CHALLENGE: In the material below, list every line carrying the string "chevron".

SUPPLIED INFORMATION:
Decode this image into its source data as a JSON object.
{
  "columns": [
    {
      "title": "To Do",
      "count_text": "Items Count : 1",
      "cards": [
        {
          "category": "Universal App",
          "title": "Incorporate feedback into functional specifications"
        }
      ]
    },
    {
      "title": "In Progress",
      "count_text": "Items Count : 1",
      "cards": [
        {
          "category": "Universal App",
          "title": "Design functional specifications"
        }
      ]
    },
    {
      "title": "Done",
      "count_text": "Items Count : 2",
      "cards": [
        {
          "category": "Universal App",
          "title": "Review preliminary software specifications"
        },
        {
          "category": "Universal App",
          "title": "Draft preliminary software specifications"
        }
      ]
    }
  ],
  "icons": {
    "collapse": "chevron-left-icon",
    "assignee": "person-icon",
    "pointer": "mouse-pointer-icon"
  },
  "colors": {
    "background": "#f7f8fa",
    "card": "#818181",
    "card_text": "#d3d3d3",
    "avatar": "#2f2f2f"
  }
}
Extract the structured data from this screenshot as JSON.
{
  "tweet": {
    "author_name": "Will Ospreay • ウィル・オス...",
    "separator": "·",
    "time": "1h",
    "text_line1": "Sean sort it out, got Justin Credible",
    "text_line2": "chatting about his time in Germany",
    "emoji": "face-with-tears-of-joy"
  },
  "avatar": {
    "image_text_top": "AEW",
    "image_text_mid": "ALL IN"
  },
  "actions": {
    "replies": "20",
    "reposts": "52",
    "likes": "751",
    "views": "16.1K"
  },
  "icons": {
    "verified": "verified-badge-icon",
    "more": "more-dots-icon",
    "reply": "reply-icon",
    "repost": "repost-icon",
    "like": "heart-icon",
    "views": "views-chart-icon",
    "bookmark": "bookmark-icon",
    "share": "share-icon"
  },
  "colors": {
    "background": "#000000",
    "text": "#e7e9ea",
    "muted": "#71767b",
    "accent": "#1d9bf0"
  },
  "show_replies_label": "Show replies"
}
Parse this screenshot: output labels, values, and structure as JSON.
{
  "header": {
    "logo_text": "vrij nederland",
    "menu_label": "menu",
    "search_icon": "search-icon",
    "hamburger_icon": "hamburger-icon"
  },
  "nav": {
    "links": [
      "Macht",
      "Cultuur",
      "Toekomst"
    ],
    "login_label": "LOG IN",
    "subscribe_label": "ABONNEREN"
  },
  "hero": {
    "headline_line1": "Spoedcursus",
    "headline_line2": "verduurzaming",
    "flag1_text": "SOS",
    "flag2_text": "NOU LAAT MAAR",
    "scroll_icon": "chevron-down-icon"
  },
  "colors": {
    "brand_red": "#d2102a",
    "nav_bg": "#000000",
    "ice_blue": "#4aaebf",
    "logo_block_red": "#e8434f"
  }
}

RESULT FOR THIS TASK:
    "collapse": "chevron-left-icon",
    "scroll_icon": "chevron-down-icon"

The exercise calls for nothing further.